### Input for this task

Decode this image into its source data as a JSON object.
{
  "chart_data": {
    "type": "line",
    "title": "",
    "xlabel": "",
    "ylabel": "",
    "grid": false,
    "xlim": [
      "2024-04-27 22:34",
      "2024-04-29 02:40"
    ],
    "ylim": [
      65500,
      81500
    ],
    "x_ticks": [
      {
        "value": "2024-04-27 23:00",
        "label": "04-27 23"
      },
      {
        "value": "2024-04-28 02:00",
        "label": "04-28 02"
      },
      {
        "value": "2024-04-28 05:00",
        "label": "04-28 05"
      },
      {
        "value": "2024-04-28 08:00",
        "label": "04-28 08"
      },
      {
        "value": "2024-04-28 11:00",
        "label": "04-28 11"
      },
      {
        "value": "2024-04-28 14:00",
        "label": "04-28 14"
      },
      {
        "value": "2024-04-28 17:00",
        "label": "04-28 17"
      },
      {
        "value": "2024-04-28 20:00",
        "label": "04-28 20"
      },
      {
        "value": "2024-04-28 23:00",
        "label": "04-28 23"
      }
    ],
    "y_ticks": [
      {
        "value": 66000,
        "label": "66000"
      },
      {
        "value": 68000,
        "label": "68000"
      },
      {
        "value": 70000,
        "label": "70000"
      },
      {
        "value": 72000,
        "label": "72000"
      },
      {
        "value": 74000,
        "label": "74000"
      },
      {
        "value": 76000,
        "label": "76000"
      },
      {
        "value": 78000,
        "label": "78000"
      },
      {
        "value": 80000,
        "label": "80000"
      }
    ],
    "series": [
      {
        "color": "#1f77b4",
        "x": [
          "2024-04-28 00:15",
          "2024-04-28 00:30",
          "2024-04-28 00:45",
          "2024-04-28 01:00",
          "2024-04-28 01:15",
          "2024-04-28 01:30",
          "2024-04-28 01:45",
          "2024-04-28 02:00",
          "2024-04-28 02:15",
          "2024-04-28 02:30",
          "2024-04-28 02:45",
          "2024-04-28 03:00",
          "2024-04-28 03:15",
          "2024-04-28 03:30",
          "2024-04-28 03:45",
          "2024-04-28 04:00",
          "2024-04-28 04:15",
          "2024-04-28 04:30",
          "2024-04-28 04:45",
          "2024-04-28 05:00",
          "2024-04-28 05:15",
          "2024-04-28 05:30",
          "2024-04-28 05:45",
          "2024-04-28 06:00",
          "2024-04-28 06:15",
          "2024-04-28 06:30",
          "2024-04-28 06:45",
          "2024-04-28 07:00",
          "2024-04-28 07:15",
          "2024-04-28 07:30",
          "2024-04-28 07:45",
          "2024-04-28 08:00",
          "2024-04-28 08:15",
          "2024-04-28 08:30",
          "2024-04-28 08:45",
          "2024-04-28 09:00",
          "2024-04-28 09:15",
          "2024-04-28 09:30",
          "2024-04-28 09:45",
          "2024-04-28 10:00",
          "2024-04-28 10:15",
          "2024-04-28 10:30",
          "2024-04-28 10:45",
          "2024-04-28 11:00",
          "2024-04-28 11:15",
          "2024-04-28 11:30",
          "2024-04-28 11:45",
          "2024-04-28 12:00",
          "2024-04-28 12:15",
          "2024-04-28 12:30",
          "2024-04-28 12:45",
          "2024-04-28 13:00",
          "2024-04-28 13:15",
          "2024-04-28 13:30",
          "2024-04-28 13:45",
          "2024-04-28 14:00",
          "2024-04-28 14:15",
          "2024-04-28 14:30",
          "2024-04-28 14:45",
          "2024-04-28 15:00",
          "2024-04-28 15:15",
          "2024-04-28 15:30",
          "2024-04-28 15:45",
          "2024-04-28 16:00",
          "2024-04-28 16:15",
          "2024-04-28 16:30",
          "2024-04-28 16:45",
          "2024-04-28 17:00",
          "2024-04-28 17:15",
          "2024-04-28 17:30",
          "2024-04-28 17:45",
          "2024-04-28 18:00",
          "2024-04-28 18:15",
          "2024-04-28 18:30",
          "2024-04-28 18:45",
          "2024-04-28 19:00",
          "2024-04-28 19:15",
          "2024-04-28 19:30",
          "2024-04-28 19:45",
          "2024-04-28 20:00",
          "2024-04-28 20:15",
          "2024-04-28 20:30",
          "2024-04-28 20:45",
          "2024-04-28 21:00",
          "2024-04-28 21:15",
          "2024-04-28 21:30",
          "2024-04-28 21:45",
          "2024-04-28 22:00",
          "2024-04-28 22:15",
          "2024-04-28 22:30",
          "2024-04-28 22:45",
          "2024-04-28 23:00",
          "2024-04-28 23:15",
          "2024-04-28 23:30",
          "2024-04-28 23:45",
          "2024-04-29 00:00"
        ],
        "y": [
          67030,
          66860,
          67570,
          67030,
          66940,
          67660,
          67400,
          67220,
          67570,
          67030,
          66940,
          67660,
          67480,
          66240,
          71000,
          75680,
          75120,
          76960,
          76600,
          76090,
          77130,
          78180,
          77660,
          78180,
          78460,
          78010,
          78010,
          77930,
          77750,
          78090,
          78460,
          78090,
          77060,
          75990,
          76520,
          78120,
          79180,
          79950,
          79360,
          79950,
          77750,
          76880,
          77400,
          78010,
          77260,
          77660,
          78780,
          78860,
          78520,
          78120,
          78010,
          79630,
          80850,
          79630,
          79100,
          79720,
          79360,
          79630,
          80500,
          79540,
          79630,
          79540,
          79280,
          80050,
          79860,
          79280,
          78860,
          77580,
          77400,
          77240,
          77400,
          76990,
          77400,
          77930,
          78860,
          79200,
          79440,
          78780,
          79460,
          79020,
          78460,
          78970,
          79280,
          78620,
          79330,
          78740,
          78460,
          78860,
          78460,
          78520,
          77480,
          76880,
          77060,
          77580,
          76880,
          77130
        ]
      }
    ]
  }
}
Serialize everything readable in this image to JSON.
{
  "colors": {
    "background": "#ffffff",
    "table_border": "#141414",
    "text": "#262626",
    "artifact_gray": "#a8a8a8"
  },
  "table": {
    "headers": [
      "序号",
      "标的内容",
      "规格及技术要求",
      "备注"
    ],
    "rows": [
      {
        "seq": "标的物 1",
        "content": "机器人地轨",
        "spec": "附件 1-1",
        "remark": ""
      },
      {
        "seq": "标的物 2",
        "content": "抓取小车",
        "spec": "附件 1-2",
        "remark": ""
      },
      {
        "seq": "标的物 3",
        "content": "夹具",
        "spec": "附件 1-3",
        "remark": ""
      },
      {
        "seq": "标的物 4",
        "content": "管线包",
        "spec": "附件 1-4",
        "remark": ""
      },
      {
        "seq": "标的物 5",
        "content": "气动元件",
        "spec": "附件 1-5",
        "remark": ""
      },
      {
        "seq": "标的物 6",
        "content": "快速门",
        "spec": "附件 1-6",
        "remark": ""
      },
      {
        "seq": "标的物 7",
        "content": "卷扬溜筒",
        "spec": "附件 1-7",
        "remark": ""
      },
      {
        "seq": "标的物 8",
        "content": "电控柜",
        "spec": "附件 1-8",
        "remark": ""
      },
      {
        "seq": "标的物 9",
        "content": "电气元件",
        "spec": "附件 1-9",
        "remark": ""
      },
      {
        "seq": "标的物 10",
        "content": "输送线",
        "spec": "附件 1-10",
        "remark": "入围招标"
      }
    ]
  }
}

######

[Short exercise]
Repeat exactly the lines starting at the line with "Serialize everything readable" and ending with the final line of the entries. Include nothing else.

[Exercise solution]
Serialize everything readable in this image to JSON.
{
  "colors": {
    "background": "#ffffff",
    "table_border": "#141414",
    "text": "#262626",
    "artifact_gray": "#a8a8a8"
  },
  "table": {
    "headers": [
      "序号",
      "标的内容",
      "规格及技术要求",
      "备注"
    ],
    "rows": [
      {
        "seq": "标的物 1",
        "content": "机器人地轨",
        "spec": "附件 1-1",
        "remark": ""
      },
      {
        "seq": "标的物 2",
        "content": "抓取小车",
        "spec": "附件 1-2",
        "remark": ""
      },
      {
        "seq": "标的物 3",
        "content": "夹具",
        "spec": "附件 1-3",
        "remark": ""
      },
      {
        "seq": "标的物 4",
        "content": "管线包",
        "spec": "附件 1-4",
        "remark": ""
      },
      {
        "seq": "标的物 5",
        "content": "气动元件",
        "spec": "附件 1-5",
        "remark": ""
      },
      {
        "seq": "标的物 6",
        "content": "快速门",
        "spec": "附件 1-6",
        "remark": ""
      },
      {
        "seq": "标的物 7",
        "content": "卷扬溜筒",
        "spec": "附件 1-7",
        "remark": ""
      },
      {
        "seq": "标的物 8",
        "content": "电控柜",
        "spec": "附件 1-8",
        "remark": ""
      },
      {
        "seq": "标的物 9",
        "content": "电气元件",
        "spec": "附件 1-9",
        "remark": ""
      },
      {
        "seq": "标的物 10",
        "content": "输送线",
        "spec": "附件 1-10",
        "remark": "入围招标"
      }
    ]
  }
}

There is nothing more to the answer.